**Short exercise a**
Switch "Frequency shift" to "Frequency offset" in the listing, everything from its first line down to the line that contains "x-tick-label: -5000 <box>226 765", and give those lines back with nothing else changed.

# Problem with HEAT, 400w hps Closet grow



## bigdulk (Apr 6, 2008)

thanks for the suggestions


----------



## 4u2sm0ke (Apr 6, 2008)

Vent...vent...vent....you need to draw the heat out from the top of grow room..without proper ventilation you will sure have high temps..Good luck my friend


----------



## Crazy Horse (Apr 7, 2008)

What did u think would happen. Always do research before going out and making a purchase like that. And risking getting caught from your landlord is something I would never put myself into. Have u figured out what to do with odor? Not worth the risk imo.


----------



## lyfr (Apr 7, 2008)

you will have a very hard time,if it can even be done,growing with 400w and no good exhaust fan. i hope your landlord isnt a snitch or a theif,or a bigmouth or...... awful big chance dude!


----------



## bigdulk (Apr 7, 2008)

i am home a lot and just keep the closet door open, when i leave it just builds up and there is really nothing i can do unfortunately.  Oh well, I can't wait to move out of here and build something great, I'm only here till may 19th so i was trying to get some home grown budz for my trip back north.  Thanks for the concern guys


----------



## Timmyjg6 (Apr 7, 2008)

I say start with just floro growing if you just have to and wait till you moove to do anything big!!


----------



## bigbudsbruddah (Apr 7, 2008)

If you are moving in May then u might as well just wait to grow. You really don't have enough time to grow a plant from now to May 19th. So tear your setup down so your *** don't get busted. Then when you have a safer place to grow set shop back up. Thats my opinion


----------



## smokybear (Apr 7, 2008)

I agree. You're taking a very large risk right now. Your landlord lives right upstairs and you're going to risk growing mj downstairs? That stuff is going to stink up your entire house unless you get your room sealed up and vent the air out using a good carbon scrubber. Very large risk since you also dont have time to finish it all the way before having to move. I say call it quits until your living arrangement take a turn for the better. Just my thoughts. Take care and be safe.


----------



## 50bud (Apr 8, 2008)

Three letters, CFL. Low heat and a decent crop without the price tag.


----------



## wedginfool (Apr 14, 2008)

I, too am having a similar problem with heat however my plants are about 30 inches tall and 1 month into flowering but i'm only experiencing wilting of the very top leaves everythings green as can be. my question is will this excessive heat effect the buds or the yeild?
they seem to budding fine only wilted top leaves is all. they still have a month to bud but i guess all i want to know is will this cut down on my yield or cause too much stretch?


----------



## Crazy Horse (Apr 14, 2008)

Yes, heat stress affects yield.


----------



## smokybear (Apr 15, 2008)

Heat stress will affect yield. It will also slow down flowering time. Get another fan blowing on the plants and the light bulb and that may help. Just my thoughts. Take care and be safe.


----------



## wedginfool (Apr 15, 2008)

**Input**
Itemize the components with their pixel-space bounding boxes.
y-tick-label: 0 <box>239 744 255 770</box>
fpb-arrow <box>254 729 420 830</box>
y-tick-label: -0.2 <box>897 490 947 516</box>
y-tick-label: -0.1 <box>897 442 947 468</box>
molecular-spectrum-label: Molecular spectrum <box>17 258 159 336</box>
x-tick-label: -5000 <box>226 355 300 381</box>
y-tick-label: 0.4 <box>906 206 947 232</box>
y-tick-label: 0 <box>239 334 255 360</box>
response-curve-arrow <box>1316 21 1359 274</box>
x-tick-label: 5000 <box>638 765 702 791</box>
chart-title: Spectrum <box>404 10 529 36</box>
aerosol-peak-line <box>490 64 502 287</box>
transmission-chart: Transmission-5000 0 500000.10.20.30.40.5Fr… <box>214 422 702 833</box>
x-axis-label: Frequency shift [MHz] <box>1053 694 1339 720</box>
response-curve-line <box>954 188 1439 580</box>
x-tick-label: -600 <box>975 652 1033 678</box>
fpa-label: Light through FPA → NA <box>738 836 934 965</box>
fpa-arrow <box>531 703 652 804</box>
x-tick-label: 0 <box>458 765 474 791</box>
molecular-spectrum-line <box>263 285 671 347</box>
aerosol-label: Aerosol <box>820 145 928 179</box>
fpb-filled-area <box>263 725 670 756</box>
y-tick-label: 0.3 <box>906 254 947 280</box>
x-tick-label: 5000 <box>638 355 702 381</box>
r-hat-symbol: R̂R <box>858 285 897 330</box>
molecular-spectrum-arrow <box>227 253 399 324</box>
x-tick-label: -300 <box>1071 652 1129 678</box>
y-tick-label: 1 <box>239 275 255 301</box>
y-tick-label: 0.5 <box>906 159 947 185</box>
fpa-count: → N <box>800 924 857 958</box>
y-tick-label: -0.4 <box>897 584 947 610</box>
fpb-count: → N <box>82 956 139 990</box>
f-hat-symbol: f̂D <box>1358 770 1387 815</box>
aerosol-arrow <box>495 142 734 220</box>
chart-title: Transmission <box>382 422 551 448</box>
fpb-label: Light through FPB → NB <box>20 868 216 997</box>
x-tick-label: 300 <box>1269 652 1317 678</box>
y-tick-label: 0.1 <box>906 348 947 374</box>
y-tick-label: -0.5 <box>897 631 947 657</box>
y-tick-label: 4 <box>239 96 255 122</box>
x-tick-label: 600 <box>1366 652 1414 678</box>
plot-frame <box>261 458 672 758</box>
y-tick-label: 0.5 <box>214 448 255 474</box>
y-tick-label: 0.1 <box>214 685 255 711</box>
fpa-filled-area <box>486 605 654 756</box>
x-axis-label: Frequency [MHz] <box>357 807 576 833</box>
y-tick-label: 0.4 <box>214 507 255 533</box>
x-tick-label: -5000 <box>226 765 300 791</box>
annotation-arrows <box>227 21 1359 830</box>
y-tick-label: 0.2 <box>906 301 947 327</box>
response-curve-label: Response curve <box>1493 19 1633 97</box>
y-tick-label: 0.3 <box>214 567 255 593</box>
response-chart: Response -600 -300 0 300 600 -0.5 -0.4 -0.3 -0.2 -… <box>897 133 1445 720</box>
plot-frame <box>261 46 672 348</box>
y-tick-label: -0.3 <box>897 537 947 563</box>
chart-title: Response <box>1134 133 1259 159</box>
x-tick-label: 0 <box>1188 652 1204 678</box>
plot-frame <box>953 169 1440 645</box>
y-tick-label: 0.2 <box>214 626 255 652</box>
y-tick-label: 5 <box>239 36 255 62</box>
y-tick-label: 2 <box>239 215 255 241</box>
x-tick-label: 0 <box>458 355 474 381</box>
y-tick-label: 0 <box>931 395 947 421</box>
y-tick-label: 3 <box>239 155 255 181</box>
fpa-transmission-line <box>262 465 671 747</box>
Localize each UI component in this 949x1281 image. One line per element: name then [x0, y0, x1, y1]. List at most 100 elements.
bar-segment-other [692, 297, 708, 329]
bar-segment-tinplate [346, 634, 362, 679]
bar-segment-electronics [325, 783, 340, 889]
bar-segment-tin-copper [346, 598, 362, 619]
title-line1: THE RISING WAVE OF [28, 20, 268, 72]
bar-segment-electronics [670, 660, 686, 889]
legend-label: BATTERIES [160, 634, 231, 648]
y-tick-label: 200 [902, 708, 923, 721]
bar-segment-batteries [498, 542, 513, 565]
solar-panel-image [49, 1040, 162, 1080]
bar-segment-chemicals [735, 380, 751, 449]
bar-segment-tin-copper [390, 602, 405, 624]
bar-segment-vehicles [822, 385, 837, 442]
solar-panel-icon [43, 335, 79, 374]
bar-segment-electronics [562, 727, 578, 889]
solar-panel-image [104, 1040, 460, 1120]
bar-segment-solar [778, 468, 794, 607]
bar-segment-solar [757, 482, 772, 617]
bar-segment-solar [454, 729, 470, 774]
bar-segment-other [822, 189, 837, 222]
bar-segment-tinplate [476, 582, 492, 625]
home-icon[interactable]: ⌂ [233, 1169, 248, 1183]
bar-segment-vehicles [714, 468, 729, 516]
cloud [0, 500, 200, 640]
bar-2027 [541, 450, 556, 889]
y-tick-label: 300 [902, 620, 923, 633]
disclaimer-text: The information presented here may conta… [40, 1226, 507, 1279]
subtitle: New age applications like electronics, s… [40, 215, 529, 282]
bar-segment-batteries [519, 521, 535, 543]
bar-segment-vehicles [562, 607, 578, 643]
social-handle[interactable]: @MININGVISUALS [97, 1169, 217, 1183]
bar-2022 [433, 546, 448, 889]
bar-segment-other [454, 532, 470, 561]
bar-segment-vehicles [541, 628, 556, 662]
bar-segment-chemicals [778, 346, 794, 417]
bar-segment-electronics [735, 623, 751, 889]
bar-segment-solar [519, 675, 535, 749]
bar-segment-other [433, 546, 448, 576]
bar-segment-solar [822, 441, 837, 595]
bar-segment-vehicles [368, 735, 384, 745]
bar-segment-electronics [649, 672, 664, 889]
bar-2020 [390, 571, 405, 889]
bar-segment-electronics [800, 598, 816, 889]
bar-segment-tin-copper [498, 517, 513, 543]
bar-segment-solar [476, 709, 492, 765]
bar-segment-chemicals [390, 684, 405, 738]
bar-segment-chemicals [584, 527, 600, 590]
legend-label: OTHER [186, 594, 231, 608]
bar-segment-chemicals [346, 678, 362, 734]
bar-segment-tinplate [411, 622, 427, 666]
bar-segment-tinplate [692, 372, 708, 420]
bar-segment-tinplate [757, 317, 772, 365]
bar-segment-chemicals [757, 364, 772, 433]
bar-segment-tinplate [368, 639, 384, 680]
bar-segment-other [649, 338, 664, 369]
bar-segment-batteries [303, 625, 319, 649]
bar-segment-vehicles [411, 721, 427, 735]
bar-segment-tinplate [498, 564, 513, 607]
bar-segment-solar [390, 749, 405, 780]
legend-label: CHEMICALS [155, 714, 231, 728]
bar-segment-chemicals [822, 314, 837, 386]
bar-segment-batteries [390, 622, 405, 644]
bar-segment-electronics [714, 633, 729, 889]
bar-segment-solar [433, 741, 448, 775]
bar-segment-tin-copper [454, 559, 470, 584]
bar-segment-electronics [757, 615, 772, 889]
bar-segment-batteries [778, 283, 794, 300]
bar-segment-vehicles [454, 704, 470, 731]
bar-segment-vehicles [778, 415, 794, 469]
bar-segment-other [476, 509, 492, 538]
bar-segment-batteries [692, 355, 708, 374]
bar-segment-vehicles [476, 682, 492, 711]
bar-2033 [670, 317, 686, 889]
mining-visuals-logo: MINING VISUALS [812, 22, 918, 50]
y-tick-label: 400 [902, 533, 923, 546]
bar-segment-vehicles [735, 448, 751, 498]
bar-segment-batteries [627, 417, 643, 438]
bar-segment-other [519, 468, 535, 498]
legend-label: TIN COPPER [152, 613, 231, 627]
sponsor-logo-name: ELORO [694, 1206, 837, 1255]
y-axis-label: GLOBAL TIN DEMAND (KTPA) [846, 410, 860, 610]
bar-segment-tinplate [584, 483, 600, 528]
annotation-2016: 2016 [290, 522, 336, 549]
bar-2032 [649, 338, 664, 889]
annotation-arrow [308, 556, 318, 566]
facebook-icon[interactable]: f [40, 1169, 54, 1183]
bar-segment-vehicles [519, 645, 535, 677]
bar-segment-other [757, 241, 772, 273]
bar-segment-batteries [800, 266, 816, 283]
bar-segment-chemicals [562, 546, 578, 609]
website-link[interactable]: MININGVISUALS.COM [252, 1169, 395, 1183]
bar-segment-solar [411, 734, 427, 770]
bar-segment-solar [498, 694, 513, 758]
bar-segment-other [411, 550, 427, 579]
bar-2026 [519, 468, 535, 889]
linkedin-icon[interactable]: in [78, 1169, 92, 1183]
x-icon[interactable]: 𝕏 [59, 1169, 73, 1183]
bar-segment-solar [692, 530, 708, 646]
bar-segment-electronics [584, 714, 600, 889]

**Short exercise b**
From the forum thread about heat in a 400w HPS closet grow, set down everything from "## wedginfool (Apr 14, 2008)" down to "or the yeild?" word for word.

**Final answer a**
Itemize the components with their pixel-space bounding boxes.
y-tick-label: 0 <box>239 744 255 770</box>
fpb-arrow <box>254 729 420 830</box>
y-tick-label: -0.2 <box>897 490 947 516</box>
y-tick-label: -0.1 <box>897 442 947 468</box>
molecular-spectrum-label: Molecular spectrum <box>17 258 159 336</box>
x-tick-label: -5000 <box>226 355 300 381</box>
y-tick-label: 0.4 <box>906 206 947 232</box>
y-tick-label: 0 <box>239 334 255 360</box>
response-curve-arrow <box>1316 21 1359 274</box>
x-tick-label: 5000 <box>638 765 702 791</box>
chart-title: Spectrum <box>404 10 529 36</box>
aerosol-peak-line <box>490 64 502 287</box>
transmission-chart: Transmission-5000 0 500000.10.20.30.40.5Fr… <box>214 422 702 833</box>
x-axis-label: Frequency offset [MHz] <box>1053 694 1339 720</box>
response-curve-line <box>954 188 1439 580</box>
x-tick-label: -600 <box>975 652 1033 678</box>
fpa-label: Light through FPA → NA <box>738 836 934 965</box>
fpa-arrow <box>531 703 652 804</box>
x-tick-label: 0 <box>458 765 474 791</box>
molecular-spectrum-line <box>263 285 671 347</box>
aerosol-label: Aerosol <box>820 145 928 179</box>
fpb-filled-area <box>263 725 670 756</box>
y-tick-label: 0.3 <box>906 254 947 280</box>
x-tick-label: 5000 <box>638 355 702 381</box>
r-hat-symbol: R̂R <box>858 285 897 330</box>
molecular-spectrum-arrow <box>227 253 399 324</box>
x-tick-label: -300 <box>1071 652 1129 678</box>
y-tick-label: 1 <box>239 275 255 301</box>
y-tick-label: 0.5 <box>906 159 947 185</box>
fpa-count: → N <box>800 924 857 958</box>
y-tick-label: -0.4 <box>897 584 947 610</box>
fpb-count: → N <box>82 956 139 990</box>
f-hat-symbol: f̂D <box>1358 770 1387 815</box>
aerosol-arrow <box>495 142 734 220</box>
chart-title: Transmission <box>382 422 551 448</box>
fpb-label: Light through FPB → NB <box>20 868 216 997</box>
x-tick-label: 300 <box>1269 652 1317 678</box>
y-tick-label: 0.1 <box>906 348 947 374</box>
y-tick-label: -0.5 <box>897 631 947 657</box>
y-tick-label: 4 <box>239 96 255 122</box>
x-tick-label: 600 <box>1366 652 1414 678</box>
plot-frame <box>261 458 672 758</box>
y-tick-label: 0.5 <box>214 448 255 474</box>
y-tick-label: 0.1 <box>214 685 255 711</box>
fpa-filled-area <box>486 605 654 756</box>
x-axis-label: Frequency [MHz] <box>357 807 576 833</box>
y-tick-label: 0.4 <box>214 507 255 533</box>
x-tick-label: -5000 <box>226 765 300 791</box>

**Final answer b**
## wedginfool (Apr 14, 2008)

I, too am having a similar problem with heat however my plants are about 30 inches tall and 1 month into flowering but i'm only experiencing wilting of the very top leaves everythings green as can be. my question is will this excessive heat effect the buds or the yeild?